— start of Given records —

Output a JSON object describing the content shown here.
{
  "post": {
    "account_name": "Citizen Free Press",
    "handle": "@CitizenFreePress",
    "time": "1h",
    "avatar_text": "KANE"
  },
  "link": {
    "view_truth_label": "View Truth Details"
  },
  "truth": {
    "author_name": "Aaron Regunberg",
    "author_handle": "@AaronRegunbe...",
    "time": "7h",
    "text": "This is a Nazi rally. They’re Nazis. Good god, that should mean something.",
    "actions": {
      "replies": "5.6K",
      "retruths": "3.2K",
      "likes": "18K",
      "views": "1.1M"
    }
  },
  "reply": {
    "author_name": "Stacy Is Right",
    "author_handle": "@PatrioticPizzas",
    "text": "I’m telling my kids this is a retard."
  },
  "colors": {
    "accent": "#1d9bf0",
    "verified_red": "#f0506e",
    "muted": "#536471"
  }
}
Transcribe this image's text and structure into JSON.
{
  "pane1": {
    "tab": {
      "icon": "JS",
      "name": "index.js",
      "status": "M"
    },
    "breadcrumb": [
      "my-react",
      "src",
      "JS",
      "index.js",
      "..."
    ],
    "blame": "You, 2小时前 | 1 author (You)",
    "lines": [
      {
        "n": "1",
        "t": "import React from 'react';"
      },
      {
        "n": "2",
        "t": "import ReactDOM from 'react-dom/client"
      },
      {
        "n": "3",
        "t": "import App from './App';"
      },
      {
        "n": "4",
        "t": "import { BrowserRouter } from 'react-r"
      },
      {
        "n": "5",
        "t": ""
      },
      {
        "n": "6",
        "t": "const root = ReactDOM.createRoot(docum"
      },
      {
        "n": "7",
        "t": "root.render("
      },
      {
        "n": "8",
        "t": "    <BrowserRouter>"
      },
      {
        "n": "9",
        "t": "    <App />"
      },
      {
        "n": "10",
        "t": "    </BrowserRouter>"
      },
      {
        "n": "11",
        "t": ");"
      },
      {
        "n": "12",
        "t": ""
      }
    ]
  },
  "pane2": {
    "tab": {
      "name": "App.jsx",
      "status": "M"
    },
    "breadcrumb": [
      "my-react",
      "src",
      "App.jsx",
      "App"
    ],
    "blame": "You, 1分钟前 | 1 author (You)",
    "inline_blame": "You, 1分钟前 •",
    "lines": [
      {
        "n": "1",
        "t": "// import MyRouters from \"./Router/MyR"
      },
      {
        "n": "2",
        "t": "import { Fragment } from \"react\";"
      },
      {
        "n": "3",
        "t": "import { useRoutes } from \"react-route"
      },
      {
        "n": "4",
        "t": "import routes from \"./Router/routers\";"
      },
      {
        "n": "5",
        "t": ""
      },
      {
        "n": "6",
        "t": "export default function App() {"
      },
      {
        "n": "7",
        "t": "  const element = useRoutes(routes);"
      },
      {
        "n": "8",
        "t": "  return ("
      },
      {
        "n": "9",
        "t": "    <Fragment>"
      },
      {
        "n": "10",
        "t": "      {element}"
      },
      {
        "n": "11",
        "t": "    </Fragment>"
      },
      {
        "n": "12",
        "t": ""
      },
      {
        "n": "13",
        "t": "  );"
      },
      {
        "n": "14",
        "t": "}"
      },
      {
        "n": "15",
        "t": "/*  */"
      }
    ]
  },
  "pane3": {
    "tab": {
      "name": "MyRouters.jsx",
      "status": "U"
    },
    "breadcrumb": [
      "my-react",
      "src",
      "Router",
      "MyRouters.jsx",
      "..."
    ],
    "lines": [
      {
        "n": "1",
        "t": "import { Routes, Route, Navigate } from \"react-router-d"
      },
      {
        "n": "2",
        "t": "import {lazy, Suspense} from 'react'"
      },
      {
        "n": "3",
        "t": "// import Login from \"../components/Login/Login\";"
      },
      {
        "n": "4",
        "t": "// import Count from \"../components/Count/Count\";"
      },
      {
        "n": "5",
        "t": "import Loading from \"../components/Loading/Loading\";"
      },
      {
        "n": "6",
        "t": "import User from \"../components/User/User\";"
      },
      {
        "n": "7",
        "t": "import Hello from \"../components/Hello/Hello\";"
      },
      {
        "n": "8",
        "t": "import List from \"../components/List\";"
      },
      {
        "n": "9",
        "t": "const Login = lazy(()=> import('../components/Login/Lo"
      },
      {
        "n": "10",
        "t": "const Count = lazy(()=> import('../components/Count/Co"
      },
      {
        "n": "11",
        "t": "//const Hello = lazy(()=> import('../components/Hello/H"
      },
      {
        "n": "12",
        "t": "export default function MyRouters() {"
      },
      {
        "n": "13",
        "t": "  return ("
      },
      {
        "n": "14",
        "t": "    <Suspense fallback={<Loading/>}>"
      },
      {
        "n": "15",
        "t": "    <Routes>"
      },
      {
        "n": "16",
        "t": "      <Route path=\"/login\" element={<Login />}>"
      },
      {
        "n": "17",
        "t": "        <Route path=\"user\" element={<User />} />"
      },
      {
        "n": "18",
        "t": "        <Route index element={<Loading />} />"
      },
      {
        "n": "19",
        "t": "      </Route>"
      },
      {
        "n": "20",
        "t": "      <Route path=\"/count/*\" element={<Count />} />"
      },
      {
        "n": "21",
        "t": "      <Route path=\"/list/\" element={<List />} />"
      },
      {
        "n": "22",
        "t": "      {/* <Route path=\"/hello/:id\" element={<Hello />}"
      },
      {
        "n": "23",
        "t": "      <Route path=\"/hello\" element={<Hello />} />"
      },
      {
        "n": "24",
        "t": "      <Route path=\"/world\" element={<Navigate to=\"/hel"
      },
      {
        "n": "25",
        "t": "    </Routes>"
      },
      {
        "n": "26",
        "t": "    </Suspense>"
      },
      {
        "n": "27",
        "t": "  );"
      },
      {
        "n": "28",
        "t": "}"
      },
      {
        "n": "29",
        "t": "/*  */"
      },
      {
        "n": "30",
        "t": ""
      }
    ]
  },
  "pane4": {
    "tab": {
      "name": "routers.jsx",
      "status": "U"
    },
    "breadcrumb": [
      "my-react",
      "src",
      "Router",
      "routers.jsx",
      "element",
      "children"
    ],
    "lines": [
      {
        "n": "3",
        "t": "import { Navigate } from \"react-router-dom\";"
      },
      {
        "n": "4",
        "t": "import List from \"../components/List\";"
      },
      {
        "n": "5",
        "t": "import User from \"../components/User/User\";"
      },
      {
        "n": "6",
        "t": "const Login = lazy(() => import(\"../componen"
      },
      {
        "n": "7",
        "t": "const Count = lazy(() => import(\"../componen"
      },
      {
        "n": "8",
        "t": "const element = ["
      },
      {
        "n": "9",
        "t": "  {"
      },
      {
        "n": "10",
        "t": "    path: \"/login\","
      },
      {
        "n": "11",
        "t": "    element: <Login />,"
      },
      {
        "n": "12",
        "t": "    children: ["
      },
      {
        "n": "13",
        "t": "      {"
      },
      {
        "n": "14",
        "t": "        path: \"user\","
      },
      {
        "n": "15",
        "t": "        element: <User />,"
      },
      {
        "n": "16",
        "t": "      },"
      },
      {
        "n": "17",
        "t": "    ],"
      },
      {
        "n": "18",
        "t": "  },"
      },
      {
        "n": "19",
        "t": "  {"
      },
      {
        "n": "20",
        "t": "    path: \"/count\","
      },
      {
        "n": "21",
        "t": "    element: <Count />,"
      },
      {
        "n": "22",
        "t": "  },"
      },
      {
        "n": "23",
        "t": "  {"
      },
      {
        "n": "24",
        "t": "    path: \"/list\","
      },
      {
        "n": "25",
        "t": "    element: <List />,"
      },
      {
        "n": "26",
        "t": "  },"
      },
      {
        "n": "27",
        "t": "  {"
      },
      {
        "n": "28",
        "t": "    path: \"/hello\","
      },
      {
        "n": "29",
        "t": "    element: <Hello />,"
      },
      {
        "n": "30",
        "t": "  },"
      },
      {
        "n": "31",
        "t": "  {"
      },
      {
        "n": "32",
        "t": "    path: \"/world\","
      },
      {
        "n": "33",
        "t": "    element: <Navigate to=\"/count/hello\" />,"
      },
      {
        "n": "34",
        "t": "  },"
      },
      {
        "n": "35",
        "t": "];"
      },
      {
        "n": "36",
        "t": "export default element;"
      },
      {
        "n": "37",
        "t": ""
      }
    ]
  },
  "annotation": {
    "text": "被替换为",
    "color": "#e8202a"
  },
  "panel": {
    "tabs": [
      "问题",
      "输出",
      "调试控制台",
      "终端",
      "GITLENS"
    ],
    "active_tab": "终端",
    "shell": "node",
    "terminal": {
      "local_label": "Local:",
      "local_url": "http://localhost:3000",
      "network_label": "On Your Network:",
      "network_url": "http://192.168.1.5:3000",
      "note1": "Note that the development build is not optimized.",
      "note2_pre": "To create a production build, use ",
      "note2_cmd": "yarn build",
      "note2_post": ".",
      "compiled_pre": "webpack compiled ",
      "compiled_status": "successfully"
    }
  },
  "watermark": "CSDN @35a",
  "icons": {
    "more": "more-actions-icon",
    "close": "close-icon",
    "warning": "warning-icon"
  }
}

— end of Given records —

## [Directions]
Where a line of the entries contains the word "build", copy that line.

## [Complete output]
      "note1": "Note that the development build is not optimized.",
      "note2_pre": "To create a production build, use ",
      "note2_cmd": "yarn build",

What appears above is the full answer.